— BEGIN —

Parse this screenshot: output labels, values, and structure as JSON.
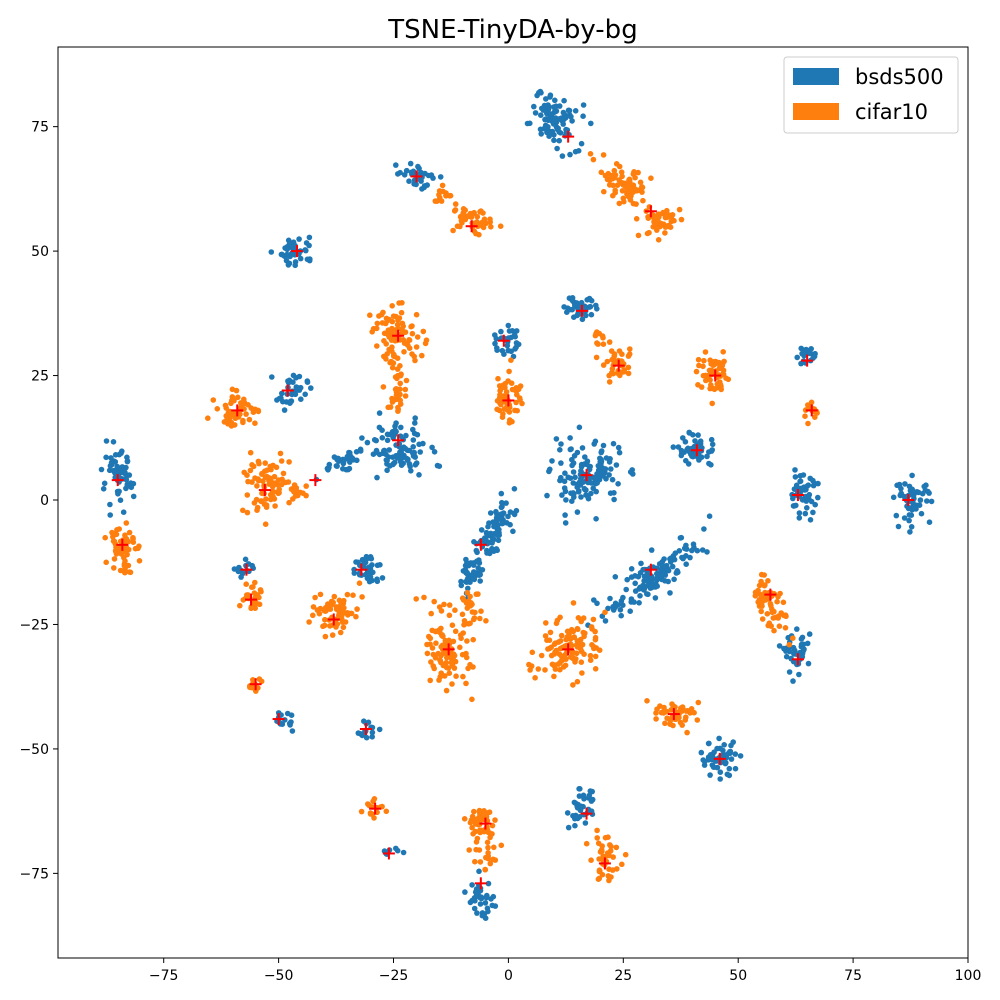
{
  "chart_data": {
    "type": "scatter",
    "title": "TSNE-TinyDA-by-bg",
    "xlabel": "",
    "ylabel": "",
    "xlim": [
      -98,
      100
    ],
    "ylim": [
      -92,
      91
    ],
    "xticks": [
      -75,
      -50,
      -25,
      0,
      25,
      50,
      75,
      100
    ],
    "yticks": [
      -75,
      -50,
      -25,
      0,
      25,
      50,
      75
    ],
    "grid": false,
    "legend_position": "top-right",
    "series": [
      {
        "name": "bsds500",
        "color": "#1f77b4",
        "clusters": [
          {
            "cx": 10,
            "cy": 76,
            "rx": 6,
            "ry": 4,
            "angle": -35,
            "n": 90
          },
          {
            "cx": -20,
            "cy": 65,
            "rx": 3.5,
            "ry": 2,
            "angle": -15,
            "n": 35
          },
          {
            "cx": -46,
            "cy": 50,
            "rx": 3.5,
            "ry": 2.5,
            "angle": 0,
            "n": 45
          },
          {
            "cx": 16,
            "cy": 39,
            "rx": 3.5,
            "ry": 2.5,
            "angle": 0,
            "n": 40
          },
          {
            "cx": -1,
            "cy": 32,
            "rx": 2.5,
            "ry": 3,
            "angle": 0,
            "n": 30
          },
          {
            "cx": 65,
            "cy": 29,
            "rx": 2,
            "ry": 1.8,
            "angle": 0,
            "n": 20
          },
          {
            "cx": -47,
            "cy": 22,
            "rx": 3,
            "ry": 3,
            "angle": 0,
            "n": 35
          },
          {
            "cx": -24,
            "cy": 10,
            "rx": 6,
            "ry": 5,
            "angle": 0,
            "n": 90
          },
          {
            "cx": -36,
            "cy": 8,
            "rx": 5,
            "ry": 1.5,
            "angle": 25,
            "n": 35
          },
          {
            "cx": 17,
            "cy": 5,
            "rx": 7,
            "ry": 6,
            "angle": 0,
            "n": 130
          },
          {
            "cx": 41,
            "cy": 10,
            "rx": 4,
            "ry": 3,
            "angle": 0,
            "n": 50
          },
          {
            "cx": -85,
            "cy": 4,
            "rx": 3,
            "ry": 5,
            "angle": 0,
            "n": 60
          },
          {
            "cx": 64,
            "cy": 1,
            "rx": 3,
            "ry": 3.5,
            "angle": 0,
            "n": 50
          },
          {
            "cx": 88,
            "cy": 0,
            "rx": 3.5,
            "ry": 4,
            "angle": 0,
            "n": 55
          },
          {
            "cx": -3,
            "cy": -6,
            "rx": 8,
            "ry": 2.5,
            "angle": 60,
            "n": 80
          },
          {
            "cx": -8,
            "cy": -14,
            "rx": 4,
            "ry": 2,
            "angle": 70,
            "n": 40
          },
          {
            "cx": 32,
            "cy": -15,
            "rx": 12,
            "ry": 3,
            "angle": 35,
            "n": 130
          },
          {
            "cx": -31,
            "cy": -14,
            "rx": 3,
            "ry": 3,
            "angle": 0,
            "n": 40
          },
          {
            "cx": -57,
            "cy": -14,
            "rx": 2,
            "ry": 1.8,
            "angle": 0,
            "n": 15
          },
          {
            "cx": 63,
            "cy": -31,
            "rx": 2.5,
            "ry": 3.5,
            "angle": 0,
            "n": 40
          },
          {
            "cx": -49,
            "cy": -44,
            "rx": 2,
            "ry": 1.8,
            "angle": 0,
            "n": 15
          },
          {
            "cx": -31,
            "cy": -46,
            "rx": 2,
            "ry": 1.8,
            "angle": 0,
            "n": 18
          },
          {
            "cx": 46,
            "cy": -52,
            "rx": 4,
            "ry": 3,
            "angle": 0,
            "n": 55
          },
          {
            "cx": 16,
            "cy": -62,
            "rx": 2.5,
            "ry": 3.5,
            "angle": 0,
            "n": 35
          },
          {
            "cx": -26,
            "cy": -71,
            "rx": 2,
            "ry": 1,
            "angle": 0,
            "n": 10
          },
          {
            "cx": -6,
            "cy": -80,
            "rx": 2.5,
            "ry": 3.5,
            "angle": 0,
            "n": 35
          }
        ]
      },
      {
        "name": "cifar10",
        "color": "#ff7f0e",
        "clusters": [
          {
            "cx": 25,
            "cy": 63,
            "rx": 6,
            "ry": 3,
            "angle": -35,
            "n": 70
          },
          {
            "cx": 33,
            "cy": 56,
            "rx": 4,
            "ry": 3,
            "angle": 0,
            "n": 50
          },
          {
            "cx": -8,
            "cy": 56,
            "rx": 4,
            "ry": 2.5,
            "angle": -10,
            "n": 45
          },
          {
            "cx": -14,
            "cy": 61,
            "rx": 2.5,
            "ry": 1.5,
            "angle": -20,
            "n": 15
          },
          {
            "cx": -24,
            "cy": 33,
            "rx": 5,
            "ry": 5,
            "angle": 0,
            "n": 90
          },
          {
            "cx": -24,
            "cy": 22,
            "rx": 2,
            "ry": 5,
            "angle": 0,
            "n": 30
          },
          {
            "cx": 0,
            "cy": 21,
            "rx": 2.5,
            "ry": 5,
            "angle": 0,
            "n": 55
          },
          {
            "cx": 24,
            "cy": 27,
            "rx": 3,
            "ry": 2.5,
            "angle": 0,
            "n": 40
          },
          {
            "cx": 20,
            "cy": 32,
            "rx": 1.5,
            "ry": 2,
            "angle": 0,
            "n": 10
          },
          {
            "cx": 45,
            "cy": 25,
            "rx": 3.5,
            "ry": 3.5,
            "angle": 0,
            "n": 55
          },
          {
            "cx": 66,
            "cy": 18,
            "rx": 1.8,
            "ry": 2,
            "angle": 0,
            "n": 15
          },
          {
            "cx": -59,
            "cy": 18,
            "rx": 4,
            "ry": 3,
            "angle": 0,
            "n": 55
          },
          {
            "cx": -53,
            "cy": 3,
            "rx": 5,
            "ry": 5,
            "angle": 0,
            "n": 80
          },
          {
            "cx": -46,
            "cy": 2,
            "rx": 3,
            "ry": 1.5,
            "angle": 0,
            "n": 15
          },
          {
            "cx": -84,
            "cy": -9,
            "rx": 2.5,
            "ry": 5,
            "angle": 0,
            "n": 55
          },
          {
            "cx": -56,
            "cy": -19,
            "rx": 2.5,
            "ry": 3,
            "angle": 0,
            "n": 25
          },
          {
            "cx": -38,
            "cy": -23,
            "rx": 5,
            "ry": 4,
            "angle": 30,
            "n": 70
          },
          {
            "cx": 57,
            "cy": -21,
            "rx": 2.5,
            "ry": 6,
            "angle": 30,
            "n": 60
          },
          {
            "cx": -13,
            "cy": -30,
            "rx": 4,
            "ry": 7,
            "angle": 10,
            "n": 110
          },
          {
            "cx": -8,
            "cy": -21,
            "rx": 2,
            "ry": 4,
            "angle": 15,
            "n": 20
          },
          {
            "cx": 13,
            "cy": -30,
            "rx": 7,
            "ry": 5,
            "angle": 30,
            "n": 120
          },
          {
            "cx": 36,
            "cy": -43,
            "rx": 4,
            "ry": 2.5,
            "angle": -20,
            "n": 50
          },
          {
            "cx": -55,
            "cy": -37,
            "rx": 2,
            "ry": 1.5,
            "angle": 0,
            "n": 15
          },
          {
            "cx": -29,
            "cy": -62,
            "rx": 2,
            "ry": 1.5,
            "angle": 0,
            "n": 15
          },
          {
            "cx": -6,
            "cy": -65,
            "rx": 3.5,
            "ry": 3.5,
            "angle": 0,
            "n": 55
          },
          {
            "cx": -5,
            "cy": -72,
            "rx": 1.5,
            "ry": 3,
            "angle": 0,
            "n": 15
          },
          {
            "cx": 21,
            "cy": -72,
            "rx": 3,
            "ry": 4,
            "angle": 0,
            "n": 45
          }
        ]
      }
    ],
    "centroids": {
      "color": "#ff0000",
      "marker": "plus",
      "points": [
        [
          13,
          73
        ],
        [
          31,
          58
        ],
        [
          -20,
          65
        ],
        [
          -8,
          55
        ],
        [
          -46,
          50
        ],
        [
          16,
          38
        ],
        [
          -1,
          32
        ],
        [
          -24,
          33
        ],
        [
          24,
          27
        ],
        [
          45,
          25
        ],
        [
          65,
          28
        ],
        [
          -48,
          22
        ],
        [
          -59,
          18
        ],
        [
          0,
          20
        ],
        [
          66,
          18
        ],
        [
          -24,
          12
        ],
        [
          17,
          5
        ],
        [
          41,
          10
        ],
        [
          -85,
          4
        ],
        [
          -53,
          2
        ],
        [
          -42,
          4
        ],
        [
          63,
          1
        ],
        [
          87,
          0
        ],
        [
          -84,
          -9
        ],
        [
          -6,
          -9
        ],
        [
          -57,
          -14
        ],
        [
          -32,
          -14
        ],
        [
          31,
          -14
        ],
        [
          57,
          -19
        ],
        [
          -56,
          -20
        ],
        [
          -38,
          -24
        ],
        [
          -13,
          -30
        ],
        [
          13,
          -30
        ],
        [
          63,
          -32
        ],
        [
          -55,
          -37
        ],
        [
          36,
          -43
        ],
        [
          -50,
          -44
        ],
        [
          -31,
          -46
        ],
        [
          46,
          -52
        ],
        [
          -29,
          -62
        ],
        [
          17,
          -63
        ],
        [
          -5,
          -65
        ],
        [
          -26,
          -71
        ],
        [
          21,
          -73
        ],
        [
          -6,
          -77
        ]
      ]
    }
  }
}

— END —

--- Instruction ---
Search the listing above for the string "color". Copy every line that contains it.

--- Complete answer ---
        "color": "#1f77b4",
        "color": "#ff7f0e",
      "color": "#ff0000",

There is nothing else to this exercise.